Page extract –
<<<<
Because every graphcis cards needs its own OpenGL.
Its actually the graolhics card vendors that support OGL on Win32.
BUT if MSFT can convicne them their OGL to D3D wrapper is “good enough”, they will drop OGL support. And OGL on Win32 will die.
Because every graphcis cards needs its own OpenGL.
Its actually the graolhics card vendors that support OGL on Win32.
BUT if MSFT can convicne them their OGL to D3D wrapper is “good enough”, they will drop OGL support. And OGL on Win32 will die.
Exactly. Which is why it woudl be foolish to drop it.
I totally dont get this statmenet. What do you mean “good integration with windows”. What sets J3D apart today is (a) its free (b) its standardized © its open source and (d) it runs on either OGL or D3D on Win32, plus Linux, OSX and SOlaris. Various other alternatvoes have various combinations of those features.
I don’t understand what point you are trying to make here?
You are naive.
>>>>
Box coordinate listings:
<<<<
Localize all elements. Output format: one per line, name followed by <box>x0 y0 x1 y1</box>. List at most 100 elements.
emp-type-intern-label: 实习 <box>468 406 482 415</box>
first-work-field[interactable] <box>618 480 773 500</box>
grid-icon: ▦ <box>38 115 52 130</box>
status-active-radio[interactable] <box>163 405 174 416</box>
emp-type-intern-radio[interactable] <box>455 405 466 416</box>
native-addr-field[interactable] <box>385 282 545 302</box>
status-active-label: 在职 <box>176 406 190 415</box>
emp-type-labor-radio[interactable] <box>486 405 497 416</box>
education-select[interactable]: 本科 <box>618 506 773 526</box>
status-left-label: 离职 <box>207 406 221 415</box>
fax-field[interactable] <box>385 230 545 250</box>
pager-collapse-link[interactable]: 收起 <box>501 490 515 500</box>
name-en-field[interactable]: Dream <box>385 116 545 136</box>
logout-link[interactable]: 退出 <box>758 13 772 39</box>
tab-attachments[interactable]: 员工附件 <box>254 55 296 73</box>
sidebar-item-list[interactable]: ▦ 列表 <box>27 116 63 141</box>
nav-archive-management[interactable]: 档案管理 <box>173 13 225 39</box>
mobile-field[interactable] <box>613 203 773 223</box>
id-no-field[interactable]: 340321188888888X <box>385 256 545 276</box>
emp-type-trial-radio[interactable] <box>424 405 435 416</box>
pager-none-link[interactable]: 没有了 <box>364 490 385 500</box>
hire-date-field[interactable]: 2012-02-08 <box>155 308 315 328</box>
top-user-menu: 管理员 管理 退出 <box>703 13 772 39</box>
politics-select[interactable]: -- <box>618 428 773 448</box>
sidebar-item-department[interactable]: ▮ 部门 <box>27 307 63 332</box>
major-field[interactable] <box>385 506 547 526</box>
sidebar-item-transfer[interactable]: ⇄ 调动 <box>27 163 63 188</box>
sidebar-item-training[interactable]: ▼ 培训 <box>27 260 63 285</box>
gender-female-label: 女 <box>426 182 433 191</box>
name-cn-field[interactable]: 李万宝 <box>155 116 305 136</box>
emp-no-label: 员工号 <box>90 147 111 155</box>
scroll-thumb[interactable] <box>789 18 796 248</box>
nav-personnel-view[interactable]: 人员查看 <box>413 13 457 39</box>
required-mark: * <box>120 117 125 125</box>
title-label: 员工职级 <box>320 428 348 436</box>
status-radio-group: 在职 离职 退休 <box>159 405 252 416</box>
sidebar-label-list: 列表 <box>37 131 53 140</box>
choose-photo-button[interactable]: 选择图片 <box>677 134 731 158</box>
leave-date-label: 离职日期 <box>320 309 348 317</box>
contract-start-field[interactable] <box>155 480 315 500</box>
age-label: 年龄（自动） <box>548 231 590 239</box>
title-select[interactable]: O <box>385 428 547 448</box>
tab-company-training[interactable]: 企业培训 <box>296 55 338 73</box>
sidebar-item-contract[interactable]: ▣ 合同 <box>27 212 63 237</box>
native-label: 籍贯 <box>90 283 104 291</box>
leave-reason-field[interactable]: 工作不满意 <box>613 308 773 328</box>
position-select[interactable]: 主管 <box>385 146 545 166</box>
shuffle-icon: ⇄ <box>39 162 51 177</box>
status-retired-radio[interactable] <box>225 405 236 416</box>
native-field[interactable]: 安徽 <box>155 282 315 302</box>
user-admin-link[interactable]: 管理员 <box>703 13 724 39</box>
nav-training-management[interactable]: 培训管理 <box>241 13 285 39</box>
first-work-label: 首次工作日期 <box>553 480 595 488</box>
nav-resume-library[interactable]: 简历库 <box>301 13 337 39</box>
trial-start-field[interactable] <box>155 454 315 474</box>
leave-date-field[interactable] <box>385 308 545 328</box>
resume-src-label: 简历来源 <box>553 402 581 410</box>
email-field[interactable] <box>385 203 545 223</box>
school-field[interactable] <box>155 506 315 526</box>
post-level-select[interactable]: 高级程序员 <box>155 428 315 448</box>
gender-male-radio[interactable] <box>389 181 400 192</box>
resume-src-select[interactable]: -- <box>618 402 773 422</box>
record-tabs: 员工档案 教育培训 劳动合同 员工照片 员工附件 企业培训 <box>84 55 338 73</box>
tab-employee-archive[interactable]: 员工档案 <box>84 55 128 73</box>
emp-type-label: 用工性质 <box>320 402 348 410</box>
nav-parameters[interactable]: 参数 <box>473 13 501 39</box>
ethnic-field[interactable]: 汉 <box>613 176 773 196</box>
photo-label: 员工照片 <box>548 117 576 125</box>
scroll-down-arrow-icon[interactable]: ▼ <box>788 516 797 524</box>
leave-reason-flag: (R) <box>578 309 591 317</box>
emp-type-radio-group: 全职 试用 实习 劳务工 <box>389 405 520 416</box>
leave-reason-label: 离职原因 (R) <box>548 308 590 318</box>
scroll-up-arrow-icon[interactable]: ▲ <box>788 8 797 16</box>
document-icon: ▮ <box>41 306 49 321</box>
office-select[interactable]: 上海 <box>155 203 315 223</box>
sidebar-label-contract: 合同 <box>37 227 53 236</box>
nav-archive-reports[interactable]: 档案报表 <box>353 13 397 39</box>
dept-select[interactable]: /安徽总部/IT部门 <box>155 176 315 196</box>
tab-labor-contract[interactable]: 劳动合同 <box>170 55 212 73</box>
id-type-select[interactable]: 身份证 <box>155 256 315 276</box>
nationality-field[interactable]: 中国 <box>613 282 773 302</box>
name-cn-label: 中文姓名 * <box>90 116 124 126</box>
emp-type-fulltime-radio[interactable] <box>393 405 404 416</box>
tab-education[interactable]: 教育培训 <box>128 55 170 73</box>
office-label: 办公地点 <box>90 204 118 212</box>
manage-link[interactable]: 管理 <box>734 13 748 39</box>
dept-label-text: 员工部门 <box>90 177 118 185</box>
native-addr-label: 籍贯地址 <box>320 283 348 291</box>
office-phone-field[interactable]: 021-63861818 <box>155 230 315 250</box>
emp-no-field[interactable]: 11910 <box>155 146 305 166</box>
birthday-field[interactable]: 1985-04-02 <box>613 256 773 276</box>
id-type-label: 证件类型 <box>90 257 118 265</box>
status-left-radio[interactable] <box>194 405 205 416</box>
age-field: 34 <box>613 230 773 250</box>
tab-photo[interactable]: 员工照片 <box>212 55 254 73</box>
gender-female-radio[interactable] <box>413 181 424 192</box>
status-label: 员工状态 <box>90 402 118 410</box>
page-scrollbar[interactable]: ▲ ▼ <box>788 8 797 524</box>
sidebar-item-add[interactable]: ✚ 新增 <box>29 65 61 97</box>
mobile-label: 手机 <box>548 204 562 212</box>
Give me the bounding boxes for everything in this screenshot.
>>>>
<<<<
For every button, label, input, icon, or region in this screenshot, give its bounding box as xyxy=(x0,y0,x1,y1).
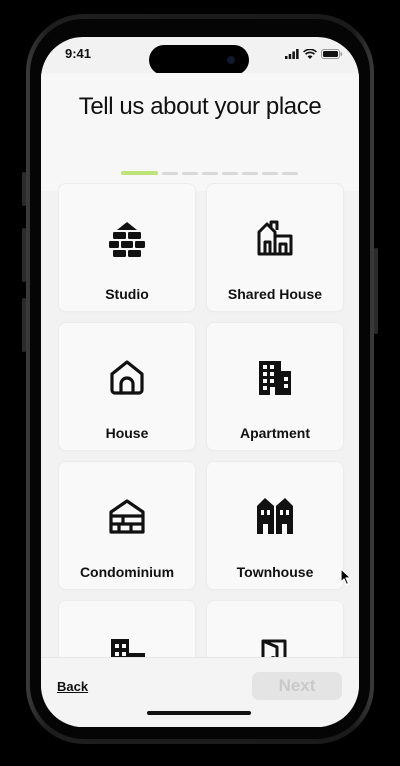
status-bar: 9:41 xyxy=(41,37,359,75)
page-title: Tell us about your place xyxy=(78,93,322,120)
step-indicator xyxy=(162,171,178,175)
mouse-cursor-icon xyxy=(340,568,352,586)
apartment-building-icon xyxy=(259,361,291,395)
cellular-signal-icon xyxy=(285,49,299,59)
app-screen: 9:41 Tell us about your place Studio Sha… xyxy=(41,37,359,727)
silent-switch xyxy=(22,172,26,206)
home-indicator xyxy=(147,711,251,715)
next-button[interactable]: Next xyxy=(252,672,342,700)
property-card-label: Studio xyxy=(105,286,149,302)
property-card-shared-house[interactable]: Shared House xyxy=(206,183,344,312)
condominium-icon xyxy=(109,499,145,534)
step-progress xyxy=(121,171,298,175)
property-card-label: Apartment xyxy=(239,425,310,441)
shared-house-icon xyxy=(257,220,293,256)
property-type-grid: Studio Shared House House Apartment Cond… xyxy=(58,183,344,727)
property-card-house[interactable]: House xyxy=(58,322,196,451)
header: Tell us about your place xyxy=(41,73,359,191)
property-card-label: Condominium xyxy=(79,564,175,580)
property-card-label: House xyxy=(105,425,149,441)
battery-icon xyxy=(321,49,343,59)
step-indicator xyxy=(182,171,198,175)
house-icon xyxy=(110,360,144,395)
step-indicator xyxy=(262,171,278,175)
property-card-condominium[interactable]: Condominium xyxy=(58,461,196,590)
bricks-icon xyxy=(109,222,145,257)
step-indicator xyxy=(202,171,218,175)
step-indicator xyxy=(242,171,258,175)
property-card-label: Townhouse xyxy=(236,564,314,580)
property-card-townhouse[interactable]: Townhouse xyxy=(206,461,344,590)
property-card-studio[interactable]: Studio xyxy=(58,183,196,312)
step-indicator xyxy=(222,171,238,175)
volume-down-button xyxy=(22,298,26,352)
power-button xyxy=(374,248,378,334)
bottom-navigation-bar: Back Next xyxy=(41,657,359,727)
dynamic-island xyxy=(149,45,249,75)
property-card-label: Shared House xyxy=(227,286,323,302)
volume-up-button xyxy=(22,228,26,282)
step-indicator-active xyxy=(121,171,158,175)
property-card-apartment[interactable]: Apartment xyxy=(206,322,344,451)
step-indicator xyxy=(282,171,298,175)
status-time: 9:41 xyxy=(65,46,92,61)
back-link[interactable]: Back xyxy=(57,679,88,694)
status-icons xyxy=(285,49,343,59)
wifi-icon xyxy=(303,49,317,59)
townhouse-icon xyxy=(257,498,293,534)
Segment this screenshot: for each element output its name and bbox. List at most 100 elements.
>>>>
<<<<
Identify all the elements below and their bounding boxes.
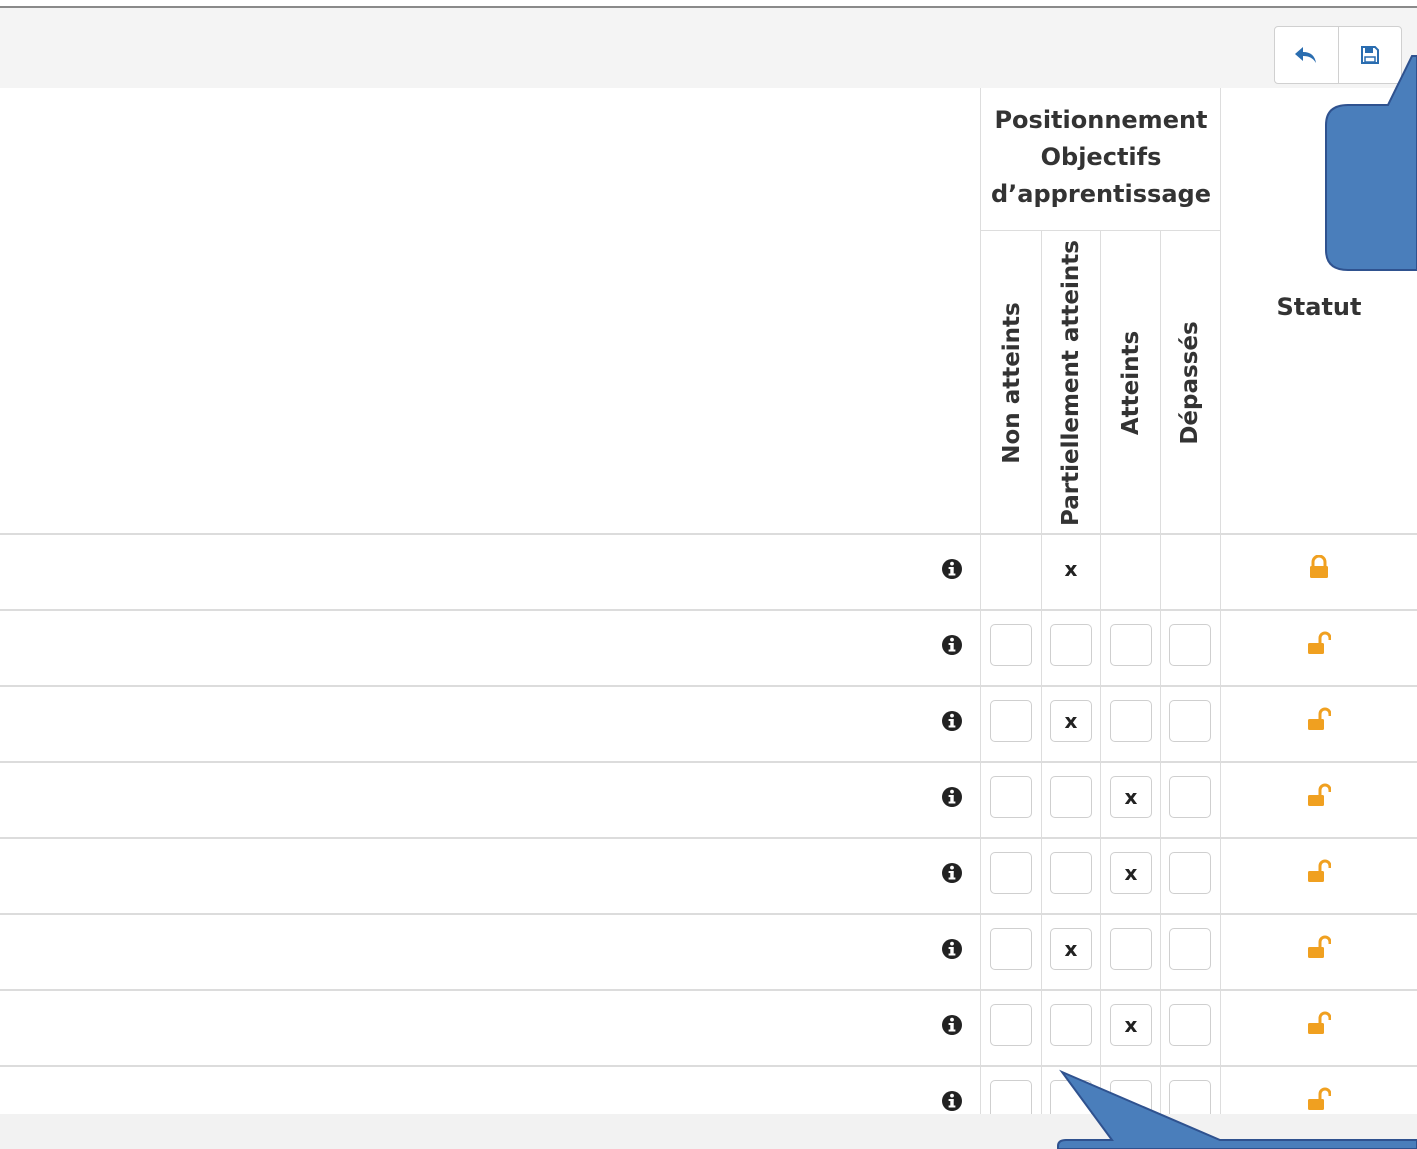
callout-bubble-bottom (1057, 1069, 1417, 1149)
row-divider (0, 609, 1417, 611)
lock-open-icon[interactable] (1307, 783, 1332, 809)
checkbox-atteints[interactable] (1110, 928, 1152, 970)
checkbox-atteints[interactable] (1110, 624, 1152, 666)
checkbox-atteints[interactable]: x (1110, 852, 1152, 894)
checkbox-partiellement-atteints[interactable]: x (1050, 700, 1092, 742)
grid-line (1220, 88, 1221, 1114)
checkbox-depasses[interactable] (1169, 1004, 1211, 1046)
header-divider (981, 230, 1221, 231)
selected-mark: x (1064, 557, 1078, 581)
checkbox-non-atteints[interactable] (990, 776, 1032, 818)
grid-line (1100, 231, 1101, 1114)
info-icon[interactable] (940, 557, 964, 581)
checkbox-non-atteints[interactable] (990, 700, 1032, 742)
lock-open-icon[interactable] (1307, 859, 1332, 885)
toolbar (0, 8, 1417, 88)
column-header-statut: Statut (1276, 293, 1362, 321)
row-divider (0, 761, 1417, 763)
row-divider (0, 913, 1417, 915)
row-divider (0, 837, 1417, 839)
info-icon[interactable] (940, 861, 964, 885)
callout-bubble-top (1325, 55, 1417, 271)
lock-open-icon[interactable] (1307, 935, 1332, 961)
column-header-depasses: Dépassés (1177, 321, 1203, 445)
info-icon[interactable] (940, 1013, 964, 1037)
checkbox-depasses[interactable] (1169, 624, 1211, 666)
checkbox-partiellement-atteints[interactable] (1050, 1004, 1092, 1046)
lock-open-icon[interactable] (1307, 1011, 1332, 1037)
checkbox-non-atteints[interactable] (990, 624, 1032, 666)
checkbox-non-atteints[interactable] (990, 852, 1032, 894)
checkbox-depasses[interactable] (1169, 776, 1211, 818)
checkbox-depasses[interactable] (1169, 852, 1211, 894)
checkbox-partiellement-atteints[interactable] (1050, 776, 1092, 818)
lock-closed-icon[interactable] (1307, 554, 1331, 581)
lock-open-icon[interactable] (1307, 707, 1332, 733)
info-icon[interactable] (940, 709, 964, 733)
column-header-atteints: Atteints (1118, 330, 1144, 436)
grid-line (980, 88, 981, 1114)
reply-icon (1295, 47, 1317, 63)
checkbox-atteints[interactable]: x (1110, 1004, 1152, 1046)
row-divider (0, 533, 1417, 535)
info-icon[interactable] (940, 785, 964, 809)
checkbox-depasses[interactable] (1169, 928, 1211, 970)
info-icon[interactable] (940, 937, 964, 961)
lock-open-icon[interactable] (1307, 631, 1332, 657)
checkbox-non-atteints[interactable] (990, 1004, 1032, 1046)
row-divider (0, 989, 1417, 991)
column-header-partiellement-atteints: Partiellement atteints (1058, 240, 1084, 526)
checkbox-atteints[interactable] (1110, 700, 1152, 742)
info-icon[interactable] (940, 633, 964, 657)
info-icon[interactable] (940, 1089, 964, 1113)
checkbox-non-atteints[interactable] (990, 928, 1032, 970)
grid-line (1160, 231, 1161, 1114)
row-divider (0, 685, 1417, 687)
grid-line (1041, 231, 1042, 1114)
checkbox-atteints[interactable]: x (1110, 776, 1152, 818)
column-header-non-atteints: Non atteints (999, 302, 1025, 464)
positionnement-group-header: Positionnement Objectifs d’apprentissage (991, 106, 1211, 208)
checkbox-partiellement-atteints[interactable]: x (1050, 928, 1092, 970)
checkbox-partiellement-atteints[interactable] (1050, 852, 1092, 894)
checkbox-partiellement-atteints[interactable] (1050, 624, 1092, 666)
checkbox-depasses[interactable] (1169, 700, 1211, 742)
>>>>
Set exercise 1 –
In the entries, write out as a numbered list the part that opens with the line containing "Localize all elements." and closes with the line containing "emp-type-labor-radio[interactable] <box>486 405". Leave out blank lines.
Set exercise 2 –
Take the forum discussion about OpenGL support on Win32 further from the point where it stops.

Exercise output 1 –
1. Localize all elements. Output format: one per line, name followed by <box>x0 y0 x1 y1</box>. List at most 100 elements.
2. emp-type-intern-label: 实习 <box>468 406 482 415</box>
3. first-work-field[interactable] <box>618 480 773 500</box>
4. grid-icon: ▦ <box>38 115 52 130</box>
5. status-active-radio[interactable] <box>163 405 174 416</box>
6. emp-type-intern-radio[interactable] <box>455 405 466 416</box>
7. native-addr-field[interactable] <box>385 282 545 302</box>
8. status-active-label: 在职 <box>176 406 190 415</box>
9. emp-type-labor-radio[interactable] <box>486 405 497 416</box>

Exercise output 2 –
MSFT sells their crappy OS because its the only thing that runs the apps people want to run. They keep control of the apps by keeping control of the APIs the apps are coded to. OGL is the ONLY important API on WIndows today they don’t control.
They hate it. They want it gone.
There CAN’T be a Windows version maintained by the consortium due to Microsoft paying SGI $62.5 million for the OGL patents back in 2002. Jeff is correct, the only way they control their platfomr is by holding the APIs close and keeping the most important ones closed. This is exactly why technologies like Cedega have so many problems. They can’t see directly what Direct X is doing under the covers so they, instead, observe the actions of said APIs which is why you can’t just run any DX game under Cedega. They have to watch the API activity for each individual game they make compatable with their technology.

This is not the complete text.